### EXTRACTED ENTRIES

+++

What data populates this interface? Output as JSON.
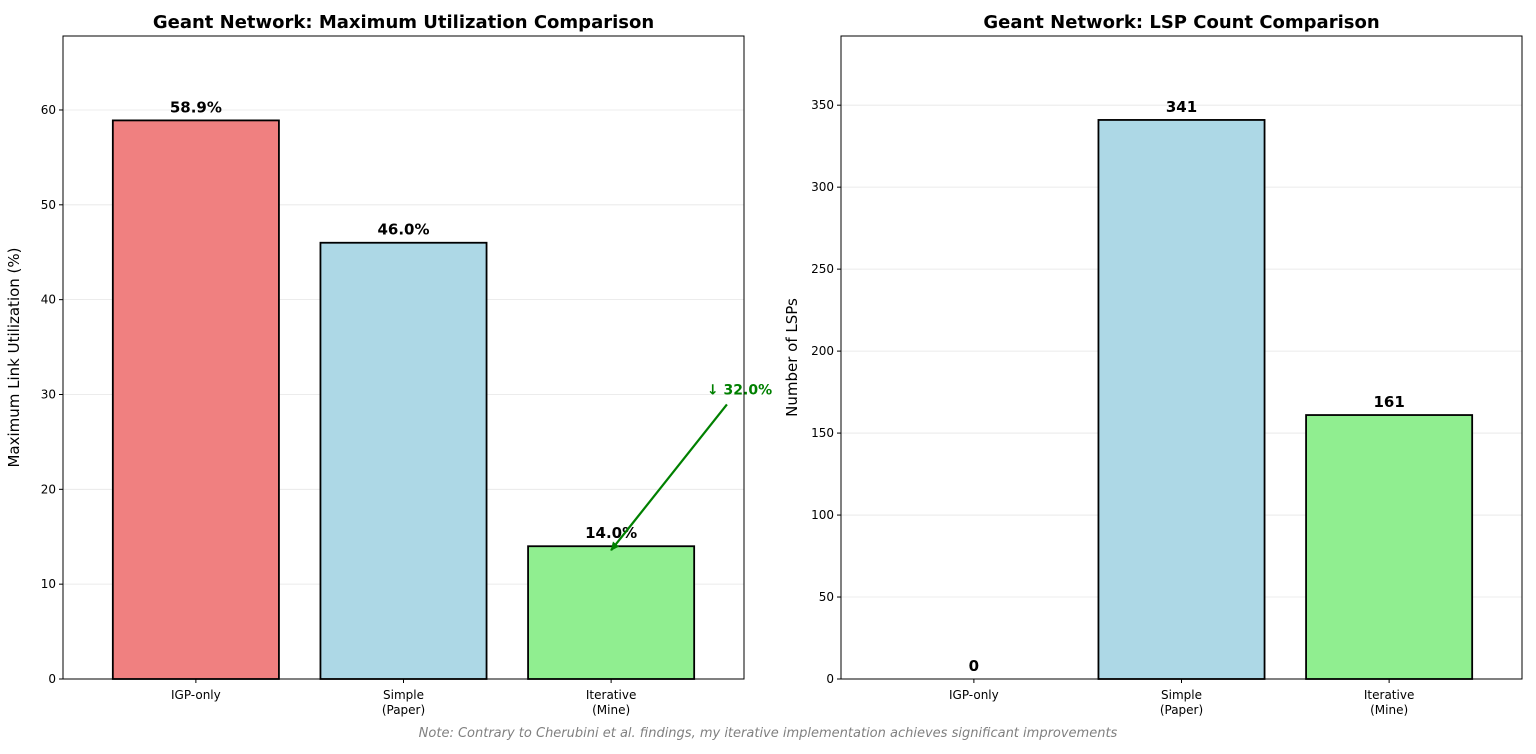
{
  "chart_data": [
    {
      "type": "bar",
      "title": "Geant Network: Maximum Utilization Comparison",
      "ylabel": "Maximum Link Utilization (%)",
      "xlabel": "",
      "categories": [
        "IGP-only",
        "Simple\n(Paper)",
        "Iterative\n(Mine)"
      ],
      "values": [
        58.9,
        46.0,
        14.0
      ],
      "value_labels": [
        "58.9%",
        "46.0%",
        "14.0%"
      ],
      "colors": [
        "#f08080",
        "#add8e6",
        "#90ee90"
      ],
      "ylim": [
        0,
        67.8
      ],
      "yticks": [
        0,
        10,
        20,
        30,
        40,
        50,
        60
      ],
      "grid": "y",
      "annotation": {
        "text": "↓ 32.0%",
        "color": "#008000",
        "arrow_from": [
          2.5,
          30
        ],
        "arrow_to": [
          2.0,
          14.0
        ]
      }
    },
    {
      "type": "bar",
      "title": "Geant Network: LSP Count Comparison",
      "ylabel": "Number of LSPs",
      "xlabel": "",
      "categories": [
        "IGP-only",
        "Simple\n(Paper)",
        "Iterative\n(Mine)"
      ],
      "values": [
        0,
        341,
        161
      ],
      "value_labels": [
        "0",
        "341",
        "161"
      ],
      "colors": [
        "#f08080",
        "#add8e6",
        "#90ee90"
      ],
      "ylim": [
        0,
        392.2
      ],
      "yticks": [
        0,
        50,
        100,
        150,
        200,
        250,
        300,
        350
      ],
      "grid": "y"
    }
  ],
  "note": "Note: Contrary to Cherubini et al. findings, my iterative implementation achieves significant improvements"
}
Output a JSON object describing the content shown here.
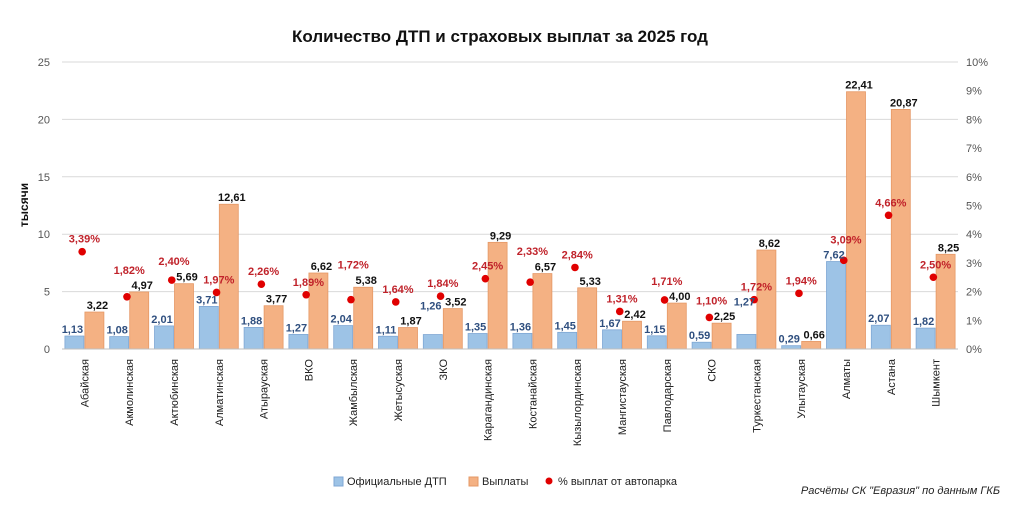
{
  "chart_data": {
    "type": "bar",
    "title": "Количество ДТП и страховых выплат за 2025 год",
    "ylabel": "тысячи",
    "ylim": [
      0,
      25
    ],
    "y_ticks": [
      0,
      5,
      10,
      15,
      20,
      25
    ],
    "y2lim": [
      0,
      10
    ],
    "y2_ticks": [
      "0%",
      "1%",
      "2%",
      "3%",
      "4%",
      "5%",
      "6%",
      "7%",
      "8%",
      "9%",
      "10%"
    ],
    "grid": true,
    "legend_placement": "bottom",
    "categories": [
      "Абайская",
      "Акмолинская",
      "Актюбинская",
      "Алматинская",
      "Атырауская",
      "ВКО",
      "Жамбылская",
      "Жетысуская",
      "ЗКО",
      "Карагандинская",
      "Костанайская",
      "Кызылординская",
      "Мангистауская",
      "Павлодарская",
      "СКО",
      "Туркестанская",
      "Улытауская",
      "Алматы",
      "Астана",
      "Шымкент"
    ],
    "series": [
      {
        "name": "Официальные ДТП",
        "type": "bar",
        "axis": "left",
        "color": "#9dc3e6",
        "values": [
          1.13,
          1.08,
          2.01,
          3.71,
          1.88,
          1.27,
          2.04,
          1.11,
          1.26,
          1.35,
          1.36,
          1.45,
          1.67,
          1.15,
          0.59,
          1.27,
          0.29,
          7.62,
          2.07,
          1.82
        ],
        "labels": [
          "1,13",
          "1,08",
          "2,01",
          "3,71",
          "1,88",
          "1,27",
          "2,04",
          "1,11",
          "1,26",
          "1,35",
          "1,36",
          "1,45",
          "1,67",
          "1,15",
          "0,59",
          "1,27",
          "0,29",
          "7,62",
          "2,07",
          "1,82"
        ]
      },
      {
        "name": "Выплаты",
        "type": "bar",
        "axis": "left",
        "color": "#f4b183",
        "values": [
          3.22,
          4.97,
          5.69,
          12.61,
          3.77,
          6.62,
          5.38,
          1.87,
          3.52,
          9.29,
          6.57,
          5.33,
          2.42,
          4.0,
          2.25,
          8.62,
          0.66,
          22.41,
          20.87,
          8.25
        ],
        "labels": [
          "3,22",
          "4,97",
          "5,69",
          "12,61",
          "3,77",
          "6,62",
          "5,38",
          "1,87",
          "3,52",
          "9,29",
          "6,57",
          "5,33",
          "2,42",
          "4,00",
          "2,25",
          "8,62",
          "0,66",
          "22,41",
          "20,87",
          "8,25"
        ]
      },
      {
        "name": "% выплат от автопарка",
        "type": "scatter",
        "axis": "right",
        "color": "#e00000",
        "values": [
          3.39,
          1.82,
          2.4,
          1.97,
          2.26,
          1.89,
          1.72,
          1.64,
          1.84,
          2.45,
          2.33,
          2.84,
          1.31,
          1.71,
          1.1,
          1.72,
          1.94,
          3.09,
          4.66,
          2.5
        ],
        "labels": [
          "3,39%",
          "1,82%",
          "2,40%",
          "1,97%",
          "2,26%",
          "1,89%",
          "1,72%",
          "1,64%",
          "1,84%",
          "2,45%",
          "2,33%",
          "2,84%",
          "1,31%",
          "1,71%",
          "1,10%",
          "1,72%",
          "1,94%",
          "3,09%",
          "4,66%",
          "2,50%"
        ]
      }
    ],
    "source_note": "Расчёты СК \"Евразия\" по данным ГКБ"
  }
}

+++

### PROBLEM
Go through the listing above and return every line where the word "Output" occurs.

### RESPONSE TO THE EXERCISE
What data populates this interface? Output as JSON.
Output a JSON object describing the content shown here.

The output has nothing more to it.